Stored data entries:
- - - - -

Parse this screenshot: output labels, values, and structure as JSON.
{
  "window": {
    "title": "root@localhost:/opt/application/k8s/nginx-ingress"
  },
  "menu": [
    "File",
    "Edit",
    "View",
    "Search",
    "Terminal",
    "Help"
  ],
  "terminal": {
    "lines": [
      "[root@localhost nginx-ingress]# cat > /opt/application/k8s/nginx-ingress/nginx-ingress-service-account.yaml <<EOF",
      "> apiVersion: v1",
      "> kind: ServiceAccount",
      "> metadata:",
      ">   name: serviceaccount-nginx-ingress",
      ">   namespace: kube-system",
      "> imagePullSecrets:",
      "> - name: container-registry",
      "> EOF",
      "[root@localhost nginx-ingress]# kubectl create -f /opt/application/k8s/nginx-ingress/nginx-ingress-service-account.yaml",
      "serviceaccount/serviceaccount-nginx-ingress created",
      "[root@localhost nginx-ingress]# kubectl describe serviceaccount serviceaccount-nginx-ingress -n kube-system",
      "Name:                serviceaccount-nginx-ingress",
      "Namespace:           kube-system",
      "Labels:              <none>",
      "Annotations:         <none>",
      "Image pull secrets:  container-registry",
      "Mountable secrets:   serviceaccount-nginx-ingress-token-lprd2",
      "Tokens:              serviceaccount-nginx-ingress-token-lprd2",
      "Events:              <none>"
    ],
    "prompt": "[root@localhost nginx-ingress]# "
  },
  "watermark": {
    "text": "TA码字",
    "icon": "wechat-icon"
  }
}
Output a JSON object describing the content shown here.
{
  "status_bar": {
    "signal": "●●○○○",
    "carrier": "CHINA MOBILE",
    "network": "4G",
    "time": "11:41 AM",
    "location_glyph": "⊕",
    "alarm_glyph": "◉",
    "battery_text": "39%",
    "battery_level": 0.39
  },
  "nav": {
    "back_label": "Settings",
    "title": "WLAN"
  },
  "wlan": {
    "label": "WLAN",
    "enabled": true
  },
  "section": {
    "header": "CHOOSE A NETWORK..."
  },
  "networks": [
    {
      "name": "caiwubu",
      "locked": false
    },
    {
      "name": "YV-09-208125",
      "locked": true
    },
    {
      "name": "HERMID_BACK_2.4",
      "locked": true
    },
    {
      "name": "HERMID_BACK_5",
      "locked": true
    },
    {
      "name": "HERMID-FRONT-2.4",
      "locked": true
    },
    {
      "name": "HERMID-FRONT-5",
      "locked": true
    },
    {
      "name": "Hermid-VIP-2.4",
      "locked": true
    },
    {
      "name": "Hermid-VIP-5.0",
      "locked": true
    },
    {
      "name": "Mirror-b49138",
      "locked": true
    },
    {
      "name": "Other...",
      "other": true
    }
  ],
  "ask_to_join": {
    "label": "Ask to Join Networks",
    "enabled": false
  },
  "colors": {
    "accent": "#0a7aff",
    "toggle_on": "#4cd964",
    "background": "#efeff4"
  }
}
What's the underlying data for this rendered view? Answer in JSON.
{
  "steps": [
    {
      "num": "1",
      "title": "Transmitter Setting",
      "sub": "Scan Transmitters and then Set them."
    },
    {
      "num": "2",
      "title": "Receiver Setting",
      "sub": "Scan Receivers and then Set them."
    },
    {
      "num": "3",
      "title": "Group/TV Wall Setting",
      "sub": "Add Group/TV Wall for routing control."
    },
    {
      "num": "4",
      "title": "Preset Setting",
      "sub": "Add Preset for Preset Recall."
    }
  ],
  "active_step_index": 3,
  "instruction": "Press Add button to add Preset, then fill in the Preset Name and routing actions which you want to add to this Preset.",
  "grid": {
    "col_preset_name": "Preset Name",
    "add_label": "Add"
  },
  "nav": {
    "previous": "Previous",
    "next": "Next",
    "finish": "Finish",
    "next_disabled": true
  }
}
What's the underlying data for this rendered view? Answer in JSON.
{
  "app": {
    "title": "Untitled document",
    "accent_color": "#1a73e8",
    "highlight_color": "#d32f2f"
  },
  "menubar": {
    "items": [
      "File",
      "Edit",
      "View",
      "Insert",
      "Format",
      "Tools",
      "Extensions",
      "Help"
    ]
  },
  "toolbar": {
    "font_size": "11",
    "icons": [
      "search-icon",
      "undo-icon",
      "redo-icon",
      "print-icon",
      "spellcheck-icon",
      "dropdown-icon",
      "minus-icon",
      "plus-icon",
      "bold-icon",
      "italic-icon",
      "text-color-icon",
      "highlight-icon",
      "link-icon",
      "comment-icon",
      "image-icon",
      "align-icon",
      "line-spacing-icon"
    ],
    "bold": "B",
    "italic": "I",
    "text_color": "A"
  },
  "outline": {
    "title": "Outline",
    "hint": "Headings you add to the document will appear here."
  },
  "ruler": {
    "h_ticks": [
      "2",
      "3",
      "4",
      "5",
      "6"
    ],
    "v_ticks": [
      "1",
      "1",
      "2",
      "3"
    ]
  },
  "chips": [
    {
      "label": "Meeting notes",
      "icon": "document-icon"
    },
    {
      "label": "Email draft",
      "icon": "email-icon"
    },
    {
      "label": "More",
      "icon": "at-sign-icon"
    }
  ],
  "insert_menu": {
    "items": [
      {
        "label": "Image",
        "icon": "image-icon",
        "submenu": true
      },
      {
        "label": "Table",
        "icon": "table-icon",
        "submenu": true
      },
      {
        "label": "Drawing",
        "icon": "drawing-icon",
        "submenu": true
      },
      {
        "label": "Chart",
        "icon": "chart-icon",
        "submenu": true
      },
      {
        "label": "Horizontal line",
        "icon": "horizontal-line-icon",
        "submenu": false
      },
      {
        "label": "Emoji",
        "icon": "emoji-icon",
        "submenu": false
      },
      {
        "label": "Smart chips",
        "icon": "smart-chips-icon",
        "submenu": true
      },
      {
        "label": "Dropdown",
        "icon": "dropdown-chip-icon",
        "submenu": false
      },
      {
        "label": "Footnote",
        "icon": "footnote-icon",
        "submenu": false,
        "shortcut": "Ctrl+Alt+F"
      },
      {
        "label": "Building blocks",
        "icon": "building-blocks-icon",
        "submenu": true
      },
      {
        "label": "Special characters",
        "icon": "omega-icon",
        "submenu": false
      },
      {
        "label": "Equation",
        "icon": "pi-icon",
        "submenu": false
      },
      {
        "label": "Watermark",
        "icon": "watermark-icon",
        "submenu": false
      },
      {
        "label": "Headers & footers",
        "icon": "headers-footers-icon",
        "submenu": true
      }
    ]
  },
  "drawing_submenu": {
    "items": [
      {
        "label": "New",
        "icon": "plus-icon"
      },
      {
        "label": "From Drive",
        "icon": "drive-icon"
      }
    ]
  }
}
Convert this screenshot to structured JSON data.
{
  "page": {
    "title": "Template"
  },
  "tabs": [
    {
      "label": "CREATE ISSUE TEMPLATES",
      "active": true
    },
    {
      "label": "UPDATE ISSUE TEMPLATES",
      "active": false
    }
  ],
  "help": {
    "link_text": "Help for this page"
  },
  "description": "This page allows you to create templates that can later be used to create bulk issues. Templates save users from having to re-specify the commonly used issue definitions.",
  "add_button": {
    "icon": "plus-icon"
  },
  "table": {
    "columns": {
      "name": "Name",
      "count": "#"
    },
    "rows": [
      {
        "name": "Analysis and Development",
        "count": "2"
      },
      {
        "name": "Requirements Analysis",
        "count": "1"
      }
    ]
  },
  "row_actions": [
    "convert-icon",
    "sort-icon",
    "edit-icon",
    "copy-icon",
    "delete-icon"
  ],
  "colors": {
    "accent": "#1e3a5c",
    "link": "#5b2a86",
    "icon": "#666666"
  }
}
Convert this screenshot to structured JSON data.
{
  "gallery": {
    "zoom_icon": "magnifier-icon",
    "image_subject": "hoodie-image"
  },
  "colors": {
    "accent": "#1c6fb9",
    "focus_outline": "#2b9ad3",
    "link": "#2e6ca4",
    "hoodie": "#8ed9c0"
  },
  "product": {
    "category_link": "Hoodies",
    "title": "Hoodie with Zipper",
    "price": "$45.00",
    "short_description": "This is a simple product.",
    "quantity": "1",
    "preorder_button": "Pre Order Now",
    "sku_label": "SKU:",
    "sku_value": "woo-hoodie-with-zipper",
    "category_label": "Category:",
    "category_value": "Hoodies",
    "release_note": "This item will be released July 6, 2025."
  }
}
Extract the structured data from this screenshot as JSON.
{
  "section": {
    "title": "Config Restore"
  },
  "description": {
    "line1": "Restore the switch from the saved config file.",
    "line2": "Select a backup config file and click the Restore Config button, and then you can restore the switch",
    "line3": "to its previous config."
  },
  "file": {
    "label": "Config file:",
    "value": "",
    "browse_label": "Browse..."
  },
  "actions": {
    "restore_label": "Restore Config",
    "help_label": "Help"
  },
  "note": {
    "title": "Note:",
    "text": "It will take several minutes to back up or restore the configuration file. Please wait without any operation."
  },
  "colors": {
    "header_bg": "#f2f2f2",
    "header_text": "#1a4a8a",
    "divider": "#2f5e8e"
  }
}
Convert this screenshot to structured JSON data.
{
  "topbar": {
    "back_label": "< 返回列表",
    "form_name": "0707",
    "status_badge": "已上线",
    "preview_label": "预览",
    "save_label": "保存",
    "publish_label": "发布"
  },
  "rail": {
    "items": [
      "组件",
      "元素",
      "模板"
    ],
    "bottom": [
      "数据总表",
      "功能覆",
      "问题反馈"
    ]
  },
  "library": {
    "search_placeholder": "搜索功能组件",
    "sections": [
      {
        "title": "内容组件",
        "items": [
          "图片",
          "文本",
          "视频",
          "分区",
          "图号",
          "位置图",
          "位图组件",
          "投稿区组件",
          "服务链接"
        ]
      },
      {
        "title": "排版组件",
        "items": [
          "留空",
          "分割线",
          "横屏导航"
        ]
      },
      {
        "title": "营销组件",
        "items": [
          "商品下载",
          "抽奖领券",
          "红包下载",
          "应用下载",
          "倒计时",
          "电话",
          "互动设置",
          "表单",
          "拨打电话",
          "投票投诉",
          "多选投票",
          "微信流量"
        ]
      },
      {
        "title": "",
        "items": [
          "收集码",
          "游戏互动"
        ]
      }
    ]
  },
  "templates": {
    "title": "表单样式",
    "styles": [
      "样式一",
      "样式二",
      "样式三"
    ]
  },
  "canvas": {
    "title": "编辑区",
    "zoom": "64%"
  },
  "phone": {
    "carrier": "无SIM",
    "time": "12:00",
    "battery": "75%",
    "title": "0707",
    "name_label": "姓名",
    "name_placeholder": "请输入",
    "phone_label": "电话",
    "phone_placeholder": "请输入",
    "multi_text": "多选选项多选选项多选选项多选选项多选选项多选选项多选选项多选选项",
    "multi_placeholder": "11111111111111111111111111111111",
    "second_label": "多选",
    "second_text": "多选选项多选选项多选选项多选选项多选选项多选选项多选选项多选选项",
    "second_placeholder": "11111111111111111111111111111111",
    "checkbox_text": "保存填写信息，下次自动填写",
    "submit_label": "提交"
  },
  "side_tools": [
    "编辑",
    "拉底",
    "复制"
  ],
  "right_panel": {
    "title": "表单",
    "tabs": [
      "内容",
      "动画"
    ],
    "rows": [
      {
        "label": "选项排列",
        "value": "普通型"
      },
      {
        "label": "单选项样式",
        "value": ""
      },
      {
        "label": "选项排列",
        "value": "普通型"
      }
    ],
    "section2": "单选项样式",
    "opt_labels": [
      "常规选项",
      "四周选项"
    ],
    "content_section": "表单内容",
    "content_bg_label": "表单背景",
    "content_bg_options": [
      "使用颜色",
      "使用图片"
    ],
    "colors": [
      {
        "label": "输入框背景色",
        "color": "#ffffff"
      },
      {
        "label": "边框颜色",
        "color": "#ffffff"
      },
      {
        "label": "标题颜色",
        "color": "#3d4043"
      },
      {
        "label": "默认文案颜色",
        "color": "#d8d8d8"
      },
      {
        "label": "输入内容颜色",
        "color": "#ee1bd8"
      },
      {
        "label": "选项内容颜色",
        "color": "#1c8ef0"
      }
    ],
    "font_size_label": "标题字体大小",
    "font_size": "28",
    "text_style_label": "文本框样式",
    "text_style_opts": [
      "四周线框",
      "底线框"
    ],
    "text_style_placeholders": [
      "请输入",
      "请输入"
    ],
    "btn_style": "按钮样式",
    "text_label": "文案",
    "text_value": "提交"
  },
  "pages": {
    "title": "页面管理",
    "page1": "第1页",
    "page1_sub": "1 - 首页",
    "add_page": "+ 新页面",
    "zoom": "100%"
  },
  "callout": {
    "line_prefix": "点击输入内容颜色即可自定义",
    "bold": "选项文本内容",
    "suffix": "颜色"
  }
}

- - - - -

■ Stated problem: Search the data for the word "footers" and copy each line where it appears.

■ Completed task:
        "label": "Headers & footers",
        "icon": "headers-footers-icon",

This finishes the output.